_Work to do_: Check every line below for the word "παρὰ" and show those that hold it.

Data extracted from a collection:
■ ■ ■ ■ ■ ■ ■

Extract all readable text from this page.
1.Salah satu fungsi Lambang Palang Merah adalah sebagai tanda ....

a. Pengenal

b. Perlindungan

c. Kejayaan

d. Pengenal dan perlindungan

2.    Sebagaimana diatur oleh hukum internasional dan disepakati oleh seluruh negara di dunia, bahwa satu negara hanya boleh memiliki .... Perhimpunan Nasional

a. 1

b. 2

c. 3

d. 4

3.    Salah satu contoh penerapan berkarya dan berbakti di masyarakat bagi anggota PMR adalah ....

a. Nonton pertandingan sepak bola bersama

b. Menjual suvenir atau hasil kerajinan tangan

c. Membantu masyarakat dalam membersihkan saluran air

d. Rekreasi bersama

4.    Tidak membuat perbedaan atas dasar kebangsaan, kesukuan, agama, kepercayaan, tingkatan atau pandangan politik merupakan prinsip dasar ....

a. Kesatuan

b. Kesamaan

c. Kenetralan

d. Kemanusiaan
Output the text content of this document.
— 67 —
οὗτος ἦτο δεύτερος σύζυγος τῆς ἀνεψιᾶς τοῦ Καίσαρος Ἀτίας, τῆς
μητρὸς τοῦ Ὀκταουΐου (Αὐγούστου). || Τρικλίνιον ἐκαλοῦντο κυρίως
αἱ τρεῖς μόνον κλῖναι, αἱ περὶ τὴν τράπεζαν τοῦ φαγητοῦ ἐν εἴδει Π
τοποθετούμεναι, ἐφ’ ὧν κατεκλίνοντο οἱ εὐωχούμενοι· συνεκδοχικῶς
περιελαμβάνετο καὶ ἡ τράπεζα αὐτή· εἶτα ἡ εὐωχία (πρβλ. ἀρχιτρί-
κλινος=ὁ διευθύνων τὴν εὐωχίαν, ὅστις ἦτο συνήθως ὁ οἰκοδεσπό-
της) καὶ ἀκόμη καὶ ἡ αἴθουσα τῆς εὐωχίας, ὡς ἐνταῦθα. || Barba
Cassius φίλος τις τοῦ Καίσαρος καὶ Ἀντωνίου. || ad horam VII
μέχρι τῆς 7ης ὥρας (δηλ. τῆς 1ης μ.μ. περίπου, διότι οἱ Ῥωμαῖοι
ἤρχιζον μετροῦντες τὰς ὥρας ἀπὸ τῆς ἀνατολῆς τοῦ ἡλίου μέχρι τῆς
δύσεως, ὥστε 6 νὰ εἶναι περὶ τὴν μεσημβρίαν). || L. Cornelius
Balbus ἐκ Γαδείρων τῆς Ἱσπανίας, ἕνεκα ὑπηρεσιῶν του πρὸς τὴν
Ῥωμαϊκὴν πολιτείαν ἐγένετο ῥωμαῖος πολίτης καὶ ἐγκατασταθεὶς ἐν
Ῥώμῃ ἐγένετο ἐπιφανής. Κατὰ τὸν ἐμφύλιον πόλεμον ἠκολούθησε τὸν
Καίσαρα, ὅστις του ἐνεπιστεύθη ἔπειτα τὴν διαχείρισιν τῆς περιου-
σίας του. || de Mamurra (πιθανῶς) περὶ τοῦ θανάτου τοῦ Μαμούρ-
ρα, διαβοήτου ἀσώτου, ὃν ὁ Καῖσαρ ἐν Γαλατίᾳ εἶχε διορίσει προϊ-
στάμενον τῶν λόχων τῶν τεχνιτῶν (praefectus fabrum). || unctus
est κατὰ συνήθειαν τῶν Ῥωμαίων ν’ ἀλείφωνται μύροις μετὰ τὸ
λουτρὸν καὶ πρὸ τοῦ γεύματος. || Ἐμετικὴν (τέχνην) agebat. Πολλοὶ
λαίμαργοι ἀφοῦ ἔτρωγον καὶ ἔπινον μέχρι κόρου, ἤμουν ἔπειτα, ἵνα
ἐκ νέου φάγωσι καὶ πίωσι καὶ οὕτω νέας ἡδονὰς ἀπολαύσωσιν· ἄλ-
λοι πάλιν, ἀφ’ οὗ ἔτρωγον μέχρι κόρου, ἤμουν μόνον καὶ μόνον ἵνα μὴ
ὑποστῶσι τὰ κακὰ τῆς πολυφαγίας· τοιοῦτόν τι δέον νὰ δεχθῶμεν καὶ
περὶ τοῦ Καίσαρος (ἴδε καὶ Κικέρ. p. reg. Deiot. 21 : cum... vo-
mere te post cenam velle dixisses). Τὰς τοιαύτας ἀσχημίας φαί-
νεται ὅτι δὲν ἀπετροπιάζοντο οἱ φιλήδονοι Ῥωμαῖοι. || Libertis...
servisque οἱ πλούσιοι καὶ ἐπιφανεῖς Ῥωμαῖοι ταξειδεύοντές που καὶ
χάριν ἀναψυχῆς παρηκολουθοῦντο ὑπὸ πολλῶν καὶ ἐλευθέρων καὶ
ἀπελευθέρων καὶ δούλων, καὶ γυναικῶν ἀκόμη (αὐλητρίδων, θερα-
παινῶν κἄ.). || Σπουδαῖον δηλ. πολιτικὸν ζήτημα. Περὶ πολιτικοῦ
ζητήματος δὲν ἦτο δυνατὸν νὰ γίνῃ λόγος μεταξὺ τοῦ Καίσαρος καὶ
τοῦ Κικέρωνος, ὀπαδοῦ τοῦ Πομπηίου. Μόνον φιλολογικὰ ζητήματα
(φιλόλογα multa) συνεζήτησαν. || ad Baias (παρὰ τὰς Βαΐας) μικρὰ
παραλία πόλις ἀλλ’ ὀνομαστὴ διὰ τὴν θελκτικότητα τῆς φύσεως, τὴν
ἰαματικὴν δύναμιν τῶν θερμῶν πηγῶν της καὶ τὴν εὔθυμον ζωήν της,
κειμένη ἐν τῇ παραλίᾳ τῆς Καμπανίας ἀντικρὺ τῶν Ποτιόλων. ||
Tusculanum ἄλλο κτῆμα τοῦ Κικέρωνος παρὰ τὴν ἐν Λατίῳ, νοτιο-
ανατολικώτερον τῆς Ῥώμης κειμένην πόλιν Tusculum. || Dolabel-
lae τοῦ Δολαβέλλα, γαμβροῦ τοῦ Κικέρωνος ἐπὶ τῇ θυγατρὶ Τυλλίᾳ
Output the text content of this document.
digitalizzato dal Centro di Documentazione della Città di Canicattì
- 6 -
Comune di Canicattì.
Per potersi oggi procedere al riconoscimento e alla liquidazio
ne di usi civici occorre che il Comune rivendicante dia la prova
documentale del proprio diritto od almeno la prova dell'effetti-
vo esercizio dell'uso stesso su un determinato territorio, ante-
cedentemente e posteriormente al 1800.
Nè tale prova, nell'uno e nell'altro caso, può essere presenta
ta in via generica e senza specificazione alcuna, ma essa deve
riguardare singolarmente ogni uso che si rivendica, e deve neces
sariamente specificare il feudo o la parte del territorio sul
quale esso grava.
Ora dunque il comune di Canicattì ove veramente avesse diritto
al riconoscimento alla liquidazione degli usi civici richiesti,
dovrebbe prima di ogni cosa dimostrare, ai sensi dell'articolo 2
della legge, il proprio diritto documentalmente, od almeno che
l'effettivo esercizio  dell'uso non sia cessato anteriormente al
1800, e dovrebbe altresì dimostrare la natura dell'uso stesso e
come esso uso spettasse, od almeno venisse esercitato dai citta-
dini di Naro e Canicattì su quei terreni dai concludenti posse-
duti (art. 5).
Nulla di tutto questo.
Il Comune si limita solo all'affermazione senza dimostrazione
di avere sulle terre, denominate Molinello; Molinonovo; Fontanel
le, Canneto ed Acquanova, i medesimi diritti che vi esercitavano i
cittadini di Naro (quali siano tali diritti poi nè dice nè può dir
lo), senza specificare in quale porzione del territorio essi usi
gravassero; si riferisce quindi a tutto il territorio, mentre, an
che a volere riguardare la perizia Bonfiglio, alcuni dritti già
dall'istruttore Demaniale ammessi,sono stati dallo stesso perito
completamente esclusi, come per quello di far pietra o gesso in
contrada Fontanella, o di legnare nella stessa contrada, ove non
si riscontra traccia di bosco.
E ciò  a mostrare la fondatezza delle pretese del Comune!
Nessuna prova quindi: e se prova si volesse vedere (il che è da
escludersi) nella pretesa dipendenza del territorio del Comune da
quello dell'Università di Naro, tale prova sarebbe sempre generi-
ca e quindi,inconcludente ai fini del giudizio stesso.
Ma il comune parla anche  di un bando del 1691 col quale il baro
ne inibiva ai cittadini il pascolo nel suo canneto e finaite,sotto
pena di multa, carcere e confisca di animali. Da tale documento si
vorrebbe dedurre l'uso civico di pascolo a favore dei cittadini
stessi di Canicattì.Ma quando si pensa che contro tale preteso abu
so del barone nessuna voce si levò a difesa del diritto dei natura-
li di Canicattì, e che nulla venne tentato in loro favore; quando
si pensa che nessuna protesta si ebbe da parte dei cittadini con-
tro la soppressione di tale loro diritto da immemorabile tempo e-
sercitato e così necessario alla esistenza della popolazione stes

■ ■ ■ ■ ■ ■ ■

_Problem solution_:
(φιλόλογα multa) συνεζήτησαν. || ad Baias (παρὰ τὰς Βαΐας) μικρὰ
Tusculanum ἄλλο κτῆμα τοῦ Κικέρωνος παρὰ τὴν ἐν Λατίῳ, νοτιο-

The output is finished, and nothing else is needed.